**Your goal**: Leaving out the pictures, transcribe all of the records faithfully.

**Material supplied**:
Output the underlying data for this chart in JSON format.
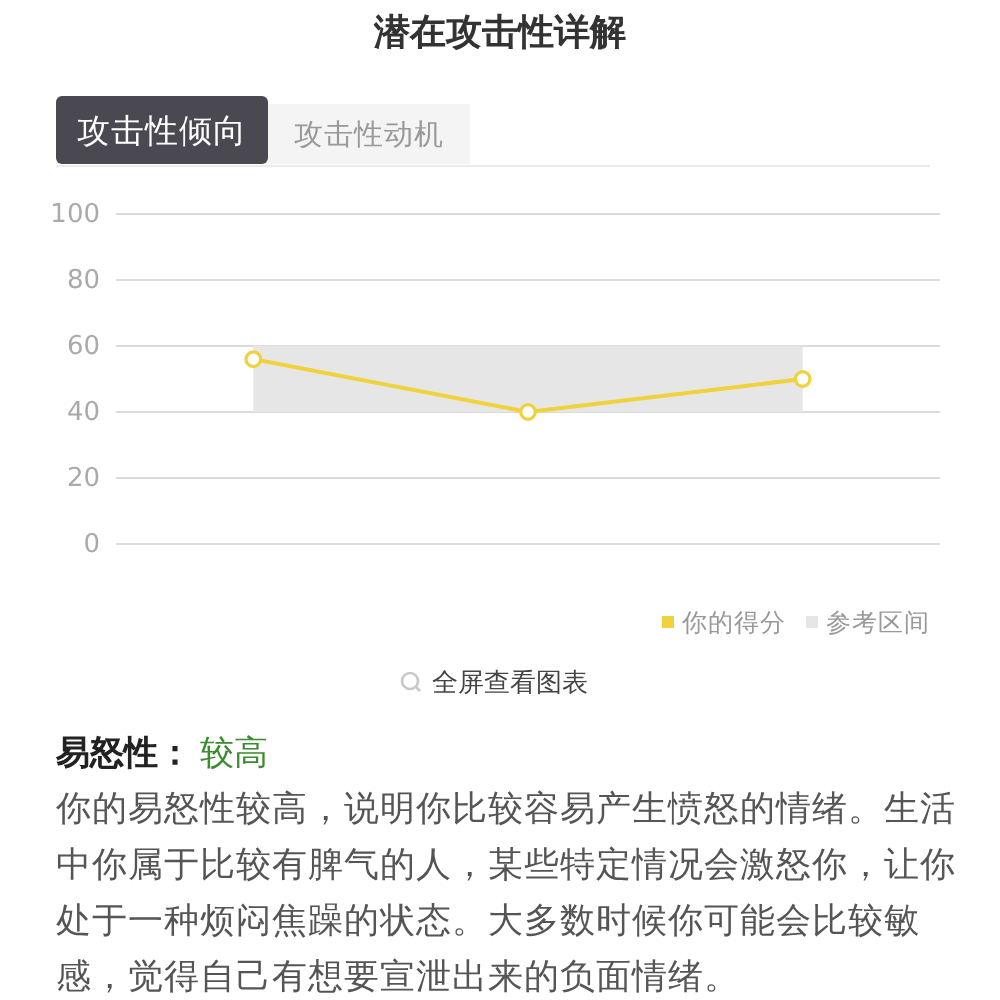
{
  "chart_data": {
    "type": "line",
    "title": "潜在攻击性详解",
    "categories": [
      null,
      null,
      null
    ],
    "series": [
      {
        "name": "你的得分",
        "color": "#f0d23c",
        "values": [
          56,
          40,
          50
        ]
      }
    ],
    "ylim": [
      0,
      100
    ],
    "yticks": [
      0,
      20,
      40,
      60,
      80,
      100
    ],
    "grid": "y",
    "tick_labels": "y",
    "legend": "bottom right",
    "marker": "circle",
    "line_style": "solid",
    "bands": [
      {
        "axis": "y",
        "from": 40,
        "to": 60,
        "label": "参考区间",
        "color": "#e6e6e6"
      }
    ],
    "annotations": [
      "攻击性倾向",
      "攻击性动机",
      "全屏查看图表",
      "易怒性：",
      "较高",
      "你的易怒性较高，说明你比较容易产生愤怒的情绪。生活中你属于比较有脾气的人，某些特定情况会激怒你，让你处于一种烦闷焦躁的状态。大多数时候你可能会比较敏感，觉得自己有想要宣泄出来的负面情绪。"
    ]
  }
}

**Output below**:
Output the underlying data for this chart in JSON format.
{
  "chart_data": {
    "type": "line",
    "title": "潜在攻击性详解",
    "categories": [
      null,
      null,
      null
    ],
    "series": [
      {
        "name": "你的得分",
        "color": "#f0d23c",
        "values": [
          56,
          40,
          50
        ]
      }
    ],
    "ylim": [
      0,
      100
    ],
    "yticks": [
      0,
      20,
      40,
      60,
      80,
      100
    ],
    "grid": "y",
    "tick_labels": "y",
    "legend": "bottom right",
    "marker": "circle",
    "line_style": "solid",
    "bands": [
      {
        "axis": "y",
        "from": 40,
        "to": 60,
        "label": "参考区间",
        "color": "#e6e6e6"
      }
    ],
    "annotations": [
      "攻击性倾向",
      "攻击性动机",
      "全屏查看图表",
      "易怒性：",
      "较高",
      "你的易怒性较高，说明你比较容易产生愤怒的情绪。生活中你属于比较有脾气的人，某些特定情况会激怒你，让你处于一种烦闷焦躁的状态。大多数时候你可能会比较敏感，觉得自己有想要宣泄出来的负面情绪。"
    ]
  }
}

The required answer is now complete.